INSTRUCTIONS TO FOLLOW:
Without the pictures, copy all the entries below exactly.

— START OF EXERCISE MATERIAL —

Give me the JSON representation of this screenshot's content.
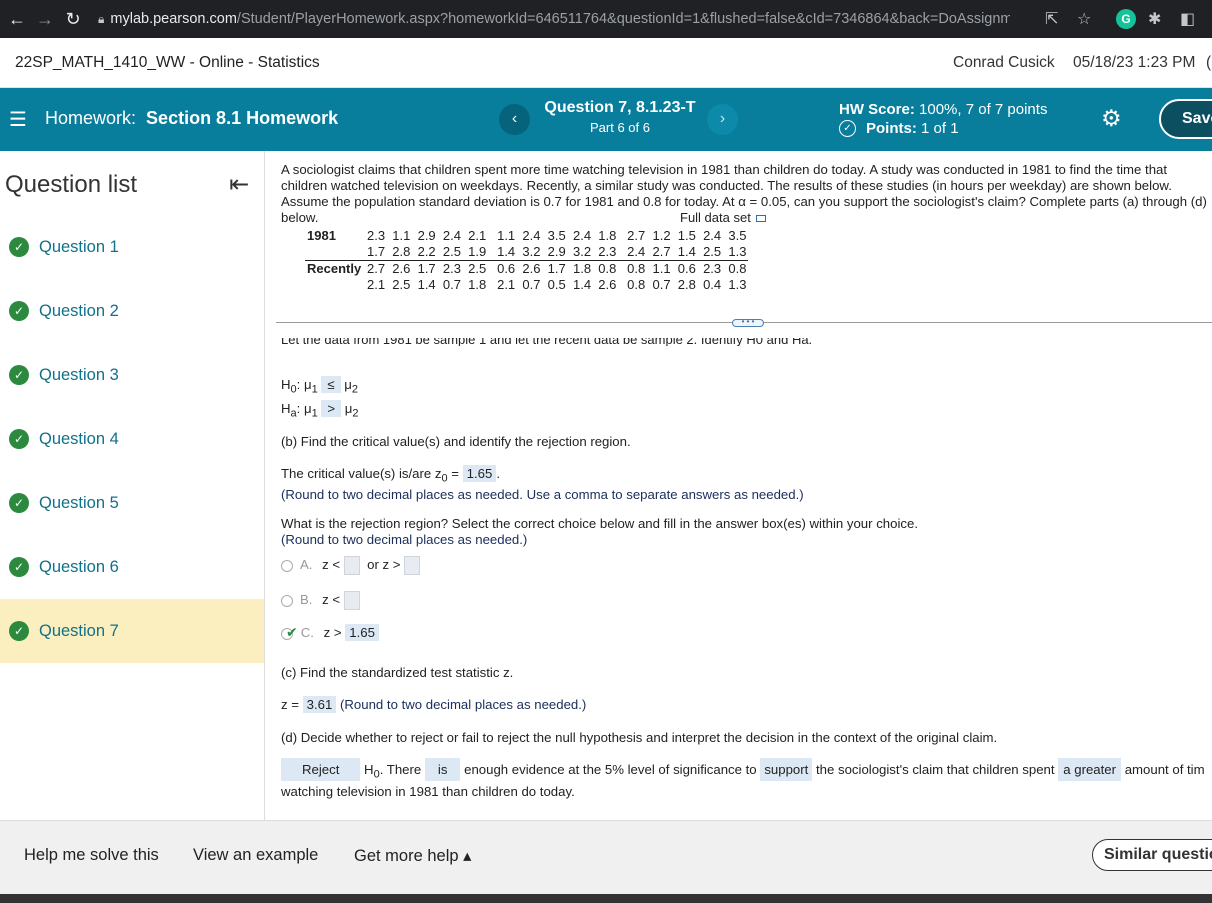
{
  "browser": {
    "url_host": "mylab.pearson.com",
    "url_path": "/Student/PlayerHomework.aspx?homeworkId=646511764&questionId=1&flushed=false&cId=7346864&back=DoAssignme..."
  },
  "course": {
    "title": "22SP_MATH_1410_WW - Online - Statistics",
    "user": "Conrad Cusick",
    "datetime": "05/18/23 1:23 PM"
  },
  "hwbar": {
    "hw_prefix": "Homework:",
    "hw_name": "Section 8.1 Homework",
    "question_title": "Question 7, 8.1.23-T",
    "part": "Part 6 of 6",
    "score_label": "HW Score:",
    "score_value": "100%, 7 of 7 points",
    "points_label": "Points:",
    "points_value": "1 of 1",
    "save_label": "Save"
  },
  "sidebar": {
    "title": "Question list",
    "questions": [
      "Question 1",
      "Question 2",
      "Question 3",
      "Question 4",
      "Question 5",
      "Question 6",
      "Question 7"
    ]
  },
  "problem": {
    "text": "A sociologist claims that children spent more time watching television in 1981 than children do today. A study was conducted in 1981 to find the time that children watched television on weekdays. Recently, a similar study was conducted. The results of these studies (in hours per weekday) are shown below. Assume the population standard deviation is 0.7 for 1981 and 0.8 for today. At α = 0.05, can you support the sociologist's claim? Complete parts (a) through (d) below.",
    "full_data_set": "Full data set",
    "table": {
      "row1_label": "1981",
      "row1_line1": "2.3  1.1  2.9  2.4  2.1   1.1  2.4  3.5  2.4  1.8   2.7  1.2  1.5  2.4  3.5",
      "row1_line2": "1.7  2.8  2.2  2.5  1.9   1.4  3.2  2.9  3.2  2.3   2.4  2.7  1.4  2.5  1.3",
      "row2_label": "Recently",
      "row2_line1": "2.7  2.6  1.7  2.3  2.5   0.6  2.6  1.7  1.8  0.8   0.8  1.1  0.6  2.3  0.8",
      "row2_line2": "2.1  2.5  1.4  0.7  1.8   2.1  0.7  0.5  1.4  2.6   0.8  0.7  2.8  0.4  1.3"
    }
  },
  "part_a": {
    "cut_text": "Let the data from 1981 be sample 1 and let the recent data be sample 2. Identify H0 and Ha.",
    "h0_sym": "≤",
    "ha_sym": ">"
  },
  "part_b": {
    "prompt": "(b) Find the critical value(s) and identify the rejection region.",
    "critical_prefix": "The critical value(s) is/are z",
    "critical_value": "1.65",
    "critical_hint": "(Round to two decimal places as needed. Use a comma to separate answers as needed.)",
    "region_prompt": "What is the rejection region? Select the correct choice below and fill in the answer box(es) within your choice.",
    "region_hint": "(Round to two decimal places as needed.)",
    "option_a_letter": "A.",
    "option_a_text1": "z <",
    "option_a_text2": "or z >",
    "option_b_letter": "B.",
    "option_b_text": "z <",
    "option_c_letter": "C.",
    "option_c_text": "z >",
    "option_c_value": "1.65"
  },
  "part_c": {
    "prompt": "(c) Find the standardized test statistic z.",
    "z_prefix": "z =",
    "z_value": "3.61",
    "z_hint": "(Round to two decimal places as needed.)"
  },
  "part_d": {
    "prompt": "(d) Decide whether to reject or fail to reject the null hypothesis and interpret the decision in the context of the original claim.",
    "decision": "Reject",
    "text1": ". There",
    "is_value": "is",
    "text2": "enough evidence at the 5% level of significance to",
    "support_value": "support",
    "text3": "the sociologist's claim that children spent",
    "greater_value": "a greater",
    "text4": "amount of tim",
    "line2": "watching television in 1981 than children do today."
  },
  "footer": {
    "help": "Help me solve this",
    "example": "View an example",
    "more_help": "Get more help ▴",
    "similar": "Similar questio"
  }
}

— END OF EXERCISE MATERIAL —

PROBLEM SOLUTION:
Give me the JSON representation of this screenshot's content.
{
  "browser": {
    "url_host": "mylab.pearson.com",
    "url_path": "/Student/PlayerHomework.aspx?homeworkId=646511764&questionId=1&flushed=false&cId=7346864&back=DoAssignme..."
  },
  "course": {
    "title": "22SP_MATH_1410_WW - Online - Statistics",
    "user": "Conrad Cusick",
    "datetime": "05/18/23 1:23 PM"
  },
  "hwbar": {
    "hw_prefix": "Homework:",
    "hw_name": "Section 8.1 Homework",
    "question_title": "Question 7, 8.1.23-T",
    "part": "Part 6 of 6",
    "score_label": "HW Score:",
    "score_value": "100%, 7 of 7 points",
    "points_label": "Points:",
    "points_value": "1 of 1",
    "save_label": "Save"
  },
  "sidebar": {
    "title": "Question list",
    "questions": [
      "Question 1",
      "Question 2",
      "Question 3",
      "Question 4",
      "Question 5",
      "Question 6",
      "Question 7"
    ]
  },
  "problem": {
    "text": "A sociologist claims that children spent more time watching television in 1981 than children do today. A study was conducted in 1981 to find the time that children watched television on weekdays. Recently, a similar study was conducted. The results of these studies (in hours per weekday) are shown below. Assume the population standard deviation is 0.7 for 1981 and 0.8 for today. At α = 0.05, can you support the sociologist's claim? Complete parts (a) through (d) below.",
    "full_data_set": "Full data set",
    "table": {
      "row1_label": "1981",
      "row1_line1": "2.3  1.1  2.9  2.4  2.1   1.1  2.4  3.5  2.4  1.8   2.7  1.2  1.5  2.4  3.5",
      "row1_line2": "1.7  2.8  2.2  2.5  1.9   1.4  3.2  2.9  3.2  2.3   2.4  2.7  1.4  2.5  1.3",
      "row2_label": "Recently",
      "row2_line1": "2.7  2.6  1.7  2.3  2.5   0.6  2.6  1.7  1.8  0.8   0.8  1.1  0.6  2.3  0.8",
      "row2_line2": "2.1  2.5  1.4  0.7  1.8   2.1  0.7  0.5  1.4  2.6   0.8  0.7  2.8  0.4  1.3"
    }
  },
  "part_a": {
    "cut_text": "Let the data from 1981 be sample 1 and let the recent data be sample 2. Identify H0 and Ha.",
    "h0_sym": "≤",
    "ha_sym": ">"
  },
  "part_b": {
    "prompt": "(b) Find the critical value(s) and identify the rejection region.",
    "critical_prefix": "The critical value(s) is/are z",
    "critical_value": "1.65",
    "critical_hint": "(Round to two decimal places as needed. Use a comma to separate answers as needed.)",
    "region_prompt": "What is the rejection region? Select the correct choice below and fill in the answer box(es) within your choice.",
    "region_hint": "(Round to two decimal places as needed.)",
    "option_a_letter": "A.",
    "option_a_text1": "z <",
    "option_a_text2": "or z >",
    "option_b_letter": "B.",
    "option_b_text": "z <",
    "option_c_letter": "C.",
    "option_c_text": "z >",
    "option_c_value": "1.65"
  },
  "part_c": {
    "prompt": "(c) Find the standardized test statistic z.",
    "z_prefix": "z =",
    "z_value": "3.61",
    "z_hint": "(Round to two decimal places as needed.)"
  },
  "part_d": {
    "prompt": "(d) Decide whether to reject or fail to reject the null hypothesis and interpret the decision in the context of the original claim.",
    "decision": "Reject",
    "text1": ". There",
    "is_value": "is",
    "text2": "enough evidence at the 5% level of significance to",
    "support_value": "support",
    "text3": "the sociologist's claim that children spent",
    "greater_value": "a greater",
    "text4": "amount of tim",
    "line2": "watching television in 1981 than children do today."
  },
  "footer": {
    "help": "Help me solve this",
    "example": "View an example",
    "more_help": "Get more help ▴",
    "similar": "Similar questio"
  }
}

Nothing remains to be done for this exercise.